- [Aim] Read the data and repeat it in full, exactly.

Structured figure records

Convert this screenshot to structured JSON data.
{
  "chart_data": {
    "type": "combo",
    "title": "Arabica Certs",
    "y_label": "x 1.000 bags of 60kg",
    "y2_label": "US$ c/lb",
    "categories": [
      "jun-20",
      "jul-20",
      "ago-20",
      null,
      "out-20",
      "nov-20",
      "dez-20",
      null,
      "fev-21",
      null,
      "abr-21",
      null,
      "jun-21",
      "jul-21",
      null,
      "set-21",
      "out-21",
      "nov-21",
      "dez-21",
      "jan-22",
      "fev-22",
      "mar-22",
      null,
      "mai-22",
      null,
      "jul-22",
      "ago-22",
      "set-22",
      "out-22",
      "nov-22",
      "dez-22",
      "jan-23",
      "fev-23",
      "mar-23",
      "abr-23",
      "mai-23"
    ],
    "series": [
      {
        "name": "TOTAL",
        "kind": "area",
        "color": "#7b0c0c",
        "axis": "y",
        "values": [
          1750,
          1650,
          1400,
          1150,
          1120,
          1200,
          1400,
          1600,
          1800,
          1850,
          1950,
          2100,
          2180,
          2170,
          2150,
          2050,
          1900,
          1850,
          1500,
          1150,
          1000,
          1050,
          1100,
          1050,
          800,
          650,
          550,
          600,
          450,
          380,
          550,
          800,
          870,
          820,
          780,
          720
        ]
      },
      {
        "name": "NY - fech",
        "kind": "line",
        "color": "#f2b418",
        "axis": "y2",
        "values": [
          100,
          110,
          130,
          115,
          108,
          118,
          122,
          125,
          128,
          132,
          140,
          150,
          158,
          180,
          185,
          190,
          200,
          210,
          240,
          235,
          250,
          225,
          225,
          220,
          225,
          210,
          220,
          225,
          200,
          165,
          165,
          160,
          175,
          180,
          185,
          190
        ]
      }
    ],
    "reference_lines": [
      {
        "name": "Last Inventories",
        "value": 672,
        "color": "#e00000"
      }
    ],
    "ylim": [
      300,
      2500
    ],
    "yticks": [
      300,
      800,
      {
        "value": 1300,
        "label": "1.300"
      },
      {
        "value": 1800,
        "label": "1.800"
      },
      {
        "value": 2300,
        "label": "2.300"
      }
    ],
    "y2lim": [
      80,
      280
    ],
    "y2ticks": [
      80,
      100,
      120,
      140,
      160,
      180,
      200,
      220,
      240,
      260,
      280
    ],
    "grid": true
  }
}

- [Solved exercise]
Convert this screenshot to structured JSON data.
{
  "chart_data": {
    "type": "combo",
    "title": "Arabica Certs",
    "y_label": "x 1.000 bags of 60kg",
    "y2_label": "US$ c/lb",
    "categories": [
      "jun-20",
      "jul-20",
      "ago-20",
      null,
      "out-20",
      "nov-20",
      "dez-20",
      null,
      "fev-21",
      null,
      "abr-21",
      null,
      "jun-21",
      "jul-21",
      null,
      "set-21",
      "out-21",
      "nov-21",
      "dez-21",
      "jan-22",
      "fev-22",
      "mar-22",
      null,
      "mai-22",
      null,
      "jul-22",
      "ago-22",
      "set-22",
      "out-22",
      "nov-22",
      "dez-22",
      "jan-23",
      "fev-23",
      "mar-23",
      "abr-23",
      "mai-23"
    ],
    "series": [
      {
        "name": "TOTAL",
        "kind": "area",
        "color": "#7b0c0c",
        "axis": "y",
        "values": [
          1750,
          1650,
          1400,
          1150,
          1120,
          1200,
          1400,
          1600,
          1800,
          1850,
          1950,
          2100,
          2180,
          2170,
          2150,
          2050,
          1900,
          1850,
          1500,
          1150,
          1000,
          1050,
          1100,
          1050,
          800,
          650,
          550,
          600,
          450,
          380,
          550,
          800,
          870,
          820,
          780,
          720
        ]
      },
      {
        "name": "NY - fech",
        "kind": "line",
        "color": "#f2b418",
        "axis": "y2",
        "values": [
          100,
          110,
          130,
          115,
          108,
          118,
          122,
          125,
          128,
          132,
          140,
          150,
          158,
          180,
          185,
          190,
          200,
          210,
          240,
          235,
          250,
          225,
          225,
          220,
          225,
          210,
          220,
          225,
          200,
          165,
          165,
          160,
          175,
          180,
          185,
          190
        ]
      }
    ],
    "reference_lines": [
      {
        "name": "Last Inventories",
        "value": 672,
        "color": "#e00000"
      }
    ],
    "ylim": [
      300,
      2500
    ],
    "yticks": [
      300,
      800,
      {
        "value": 1300,
        "label": "1.300"
      },
      {
        "value": 1800,
        "label": "1.800"
      },
      {
        "value": 2300,
        "label": "2.300"
      }
    ],
    "y2lim": [
      80,
      280
    ],
    "y2ticks": [
      80,
      100,
      120,
      140,
      160,
      180,
      200,
      220,
      240,
      260,
      280
    ],
    "grid": true
  }
}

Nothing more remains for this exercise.